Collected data
begin

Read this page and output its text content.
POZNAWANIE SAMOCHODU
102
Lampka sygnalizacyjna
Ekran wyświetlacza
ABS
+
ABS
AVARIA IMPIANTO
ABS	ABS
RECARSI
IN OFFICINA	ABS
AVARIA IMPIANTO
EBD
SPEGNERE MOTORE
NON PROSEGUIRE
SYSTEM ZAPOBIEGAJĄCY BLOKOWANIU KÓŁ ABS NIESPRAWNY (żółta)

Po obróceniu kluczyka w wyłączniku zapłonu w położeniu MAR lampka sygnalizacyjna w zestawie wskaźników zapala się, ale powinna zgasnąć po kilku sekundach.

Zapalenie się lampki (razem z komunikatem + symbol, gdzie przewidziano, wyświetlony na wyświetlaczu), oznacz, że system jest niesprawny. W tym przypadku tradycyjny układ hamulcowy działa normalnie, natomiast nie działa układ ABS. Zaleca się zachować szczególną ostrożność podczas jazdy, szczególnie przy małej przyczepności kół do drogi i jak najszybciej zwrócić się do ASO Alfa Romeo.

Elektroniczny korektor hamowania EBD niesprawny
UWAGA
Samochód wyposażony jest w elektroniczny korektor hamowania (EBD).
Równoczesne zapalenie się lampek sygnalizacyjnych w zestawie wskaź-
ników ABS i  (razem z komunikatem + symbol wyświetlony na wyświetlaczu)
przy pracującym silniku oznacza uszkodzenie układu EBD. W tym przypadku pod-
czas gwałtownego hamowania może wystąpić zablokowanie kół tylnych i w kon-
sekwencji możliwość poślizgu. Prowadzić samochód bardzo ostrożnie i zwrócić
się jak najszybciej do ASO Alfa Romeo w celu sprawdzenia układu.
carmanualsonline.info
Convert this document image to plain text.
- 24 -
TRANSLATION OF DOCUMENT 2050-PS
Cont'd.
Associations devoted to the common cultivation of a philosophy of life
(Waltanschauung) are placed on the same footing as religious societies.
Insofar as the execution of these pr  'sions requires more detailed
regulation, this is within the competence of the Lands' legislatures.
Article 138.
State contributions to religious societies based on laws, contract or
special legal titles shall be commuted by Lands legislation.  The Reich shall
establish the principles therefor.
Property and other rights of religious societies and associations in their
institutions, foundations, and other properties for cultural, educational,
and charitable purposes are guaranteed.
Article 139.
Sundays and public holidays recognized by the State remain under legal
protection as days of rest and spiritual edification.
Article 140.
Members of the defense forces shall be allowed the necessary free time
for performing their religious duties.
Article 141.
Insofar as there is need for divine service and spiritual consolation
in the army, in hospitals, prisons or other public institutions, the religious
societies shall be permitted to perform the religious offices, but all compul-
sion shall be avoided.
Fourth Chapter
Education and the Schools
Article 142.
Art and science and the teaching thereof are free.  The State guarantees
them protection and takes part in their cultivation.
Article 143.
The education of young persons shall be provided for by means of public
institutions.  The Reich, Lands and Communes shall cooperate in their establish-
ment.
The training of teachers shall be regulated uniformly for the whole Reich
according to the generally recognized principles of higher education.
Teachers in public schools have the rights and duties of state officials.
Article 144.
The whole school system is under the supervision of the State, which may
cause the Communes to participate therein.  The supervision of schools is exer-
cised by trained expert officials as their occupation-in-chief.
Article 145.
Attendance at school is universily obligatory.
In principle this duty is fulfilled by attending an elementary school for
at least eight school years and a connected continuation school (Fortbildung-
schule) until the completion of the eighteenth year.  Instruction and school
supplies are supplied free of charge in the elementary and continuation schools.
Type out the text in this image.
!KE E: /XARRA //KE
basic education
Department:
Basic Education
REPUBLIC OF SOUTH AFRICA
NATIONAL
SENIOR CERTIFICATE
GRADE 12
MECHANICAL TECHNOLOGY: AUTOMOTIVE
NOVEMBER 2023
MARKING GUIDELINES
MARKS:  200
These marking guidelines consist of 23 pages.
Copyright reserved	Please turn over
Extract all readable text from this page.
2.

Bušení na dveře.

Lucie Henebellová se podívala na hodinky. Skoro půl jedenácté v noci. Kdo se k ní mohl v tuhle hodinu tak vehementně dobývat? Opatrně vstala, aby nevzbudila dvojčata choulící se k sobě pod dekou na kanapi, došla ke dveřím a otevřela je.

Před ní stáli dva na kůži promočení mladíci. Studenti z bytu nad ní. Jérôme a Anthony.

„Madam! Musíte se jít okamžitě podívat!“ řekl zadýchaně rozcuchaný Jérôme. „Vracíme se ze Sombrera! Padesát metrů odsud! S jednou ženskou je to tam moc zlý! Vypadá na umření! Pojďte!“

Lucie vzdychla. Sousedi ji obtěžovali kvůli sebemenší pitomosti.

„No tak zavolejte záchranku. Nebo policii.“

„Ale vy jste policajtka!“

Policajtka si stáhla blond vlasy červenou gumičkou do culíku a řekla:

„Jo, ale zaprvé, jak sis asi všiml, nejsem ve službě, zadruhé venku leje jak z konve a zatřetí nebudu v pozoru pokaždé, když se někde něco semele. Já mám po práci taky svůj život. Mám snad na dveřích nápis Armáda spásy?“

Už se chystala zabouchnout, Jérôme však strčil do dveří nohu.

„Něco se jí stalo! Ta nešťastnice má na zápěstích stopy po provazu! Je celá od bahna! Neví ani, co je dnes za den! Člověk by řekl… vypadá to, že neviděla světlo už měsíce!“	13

end

* CHALLENGE *
Copy the records above exactly.

* TASK RESPONSE *
Read this page and output its text content.
POZNAWANIE SAMOCHODU
102
Lampka sygnalizacyjna
Ekran wyświetlacza
ABS
+
ABS
AVARIA IMPIANTO
ABS	ABS
RECARSI
IN OFFICINA	ABS
AVARIA IMPIANTO
EBD
SPEGNERE MOTORE
NON PROSEGUIRE
SYSTEM ZAPOBIEGAJĄCY BLOKOWANIU KÓŁ ABS NIESPRAWNY (żółta)

Po obróceniu kluczyka w wyłączniku zapłonu w położeniu MAR lampka sygnalizacyjna w zestawie wskaźników zapala się, ale powinna zgasnąć po kilku sekundach.

Zapalenie się lampki (razem z komunikatem + symbol, gdzie przewidziano, wyświetlony na wyświetlaczu), oznacz, że system jest niesprawny. W tym przypadku tradycyjny układ hamulcowy działa normalnie, natomiast nie działa układ ABS. Zaleca się zachować szczególną ostrożność podczas jazdy, szczególnie przy małej przyczepności kół do drogi i jak najszybciej zwrócić się do ASO Alfa Romeo.

Elektroniczny korektor hamowania EBD niesprawny
UWAGA
Samochód wyposażony jest w elektroniczny korektor hamowania (EBD).
Równoczesne zapalenie się lampek sygnalizacyjnych w zestawie wskaź-
ników ABS i  (razem z komunikatem + symbol wyświetlony na wyświetlaczu)
przy pracującym silniku oznacza uszkodzenie układu EBD. W tym przypadku pod-
czas gwałtownego hamowania może wystąpić zablokowanie kół tylnych i w kon-
sekwencji możliwość poślizgu. Prowadzić samochód bardzo ostrożnie i zwrócić
się jak najszybciej do ASO Alfa Romeo w celu sprawdzenia układu.
carmanualsonline.info
Convert this document image to plain text.
- 24 -
TRANSLATION OF DOCUMENT 2050-PS
Cont'd.
Associations devoted to the common cultivation of a philosophy of life
(Waltanschauung) are placed on the same footing as religious societies.
Insofar as the execution of these pr  'sions requires more detailed
regulation, this is within the competence of the Lands' legislatures.
Article 138.
State contributions to religious societies based on laws, contract or
special legal titles shall be commuted by Lands legislation.  The Reich shall
establish the principles therefor.
Property and other rights of religious societies and associations in their
institutions, foundations, and other properties for cultural, educational,
and charitable purposes are guaranteed.
Article 139.
Sundays and public holidays recognized by the State remain under legal
protection as days of rest and spiritual edification.
Article 140.
Members of the defense forces shall be allowed the necessary free time
for performing their religious duties.
Article 141.
Insofar as there is need for divine service and spiritual consolation
in the army, in hospitals, prisons or other public institutions, the religious
societies shall be permitted to perform the religious offices, but all compul-
sion shall be avoided.
Fourth Chapter
Education and the Schools
Article 142.
Art and science and the teaching thereof are free.  The State guarantees
them protection and takes part in their cultivation.
Article 143.
The education of young persons shall be provided for by means of public
institutions.  The Reich, Lands and Communes shall cooperate in their establish-
ment.
The training of teachers shall be regulated uniformly for the whole Reich
according to the generally recognized principles of higher education.
Teachers in public schools have the rights and duties of state officials.
Article 144.
The whole school system is under the supervision of the State, which may
cause the Communes to participate therein.  The supervision of schools is exer-
cised by trained expert officials as their occupation-in-chief.
Article 145.
Attendance at school is universily obligatory.
In principle this duty is fulfilled by attending an elementary school for
at least eight school years and a connected continuation school (Fortbildung-
schule) until the completion of the eighteenth year.  Instruction and school
supplies are supplied free of charge in the elementary and continuation schools.
Type out the text in this image.
!KE E: /XARRA //KE
basic education
Department:
Basic Education
REPUBLIC OF SOUTH AFRICA
NATIONAL
SENIOR CERTIFICATE
GRADE 12
MECHANICAL TECHNOLOGY: AUTOMOTIVE
NOVEMBER 2023
MARKING GUIDELINES
MARKS:  200
These marking guidelines consist of 23 pages.
Copyright reserved	Please turn over
Extract all readable text from this page.
2.

Bušení na dveře.

Lucie Henebellová se podívala na hodinky. Skoro půl jedenácté v noci. Kdo se k ní mohl v tuhle hodinu tak vehementně dobývat? Opatrně vstala, aby nevzbudila dvojčata choulící se k sobě pod dekou na kanapi, došla ke dveřím a otevřela je.

Před ní stáli dva na kůži promočení mladíci. Studenti z bytu nad ní. Jérôme a Anthony.

„Madam! Musíte se jít okamžitě podívat!“ řekl zadýchaně rozcuchaný Jérôme. „Vracíme se ze Sombrera! Padesát metrů odsud! S jednou ženskou je to tam moc zlý! Vypadá na umření! Pojďte!“

Lucie vzdychla. Sousedi ji obtěžovali kvůli sebemenší pitomosti.

„No tak zavolejte záchranku. Nebo policii.“

„Ale vy jste policajtka!“

Policajtka si stáhla blond vlasy červenou gumičkou do culíku a řekla:

„Jo, ale zaprvé, jak sis asi všiml, nejsem ve službě, zadruhé venku leje jak z konve a zatřetí nebudu v pozoru pokaždé, když se někde něco semele. Já mám po práci taky svůj život. Mám snad na dveřích nápis Armáda spásy?“

Už se chystala zabouchnout, Jérôme však strčil do dveří nohu.

„Něco se jí stalo! Ta nešťastnice má na zápěstích stopy po provazu! Je celá od bahna! Neví ani, co je dnes za den! Člověk by řekl… vypadá to, že neviděla světlo už měsíce!“	13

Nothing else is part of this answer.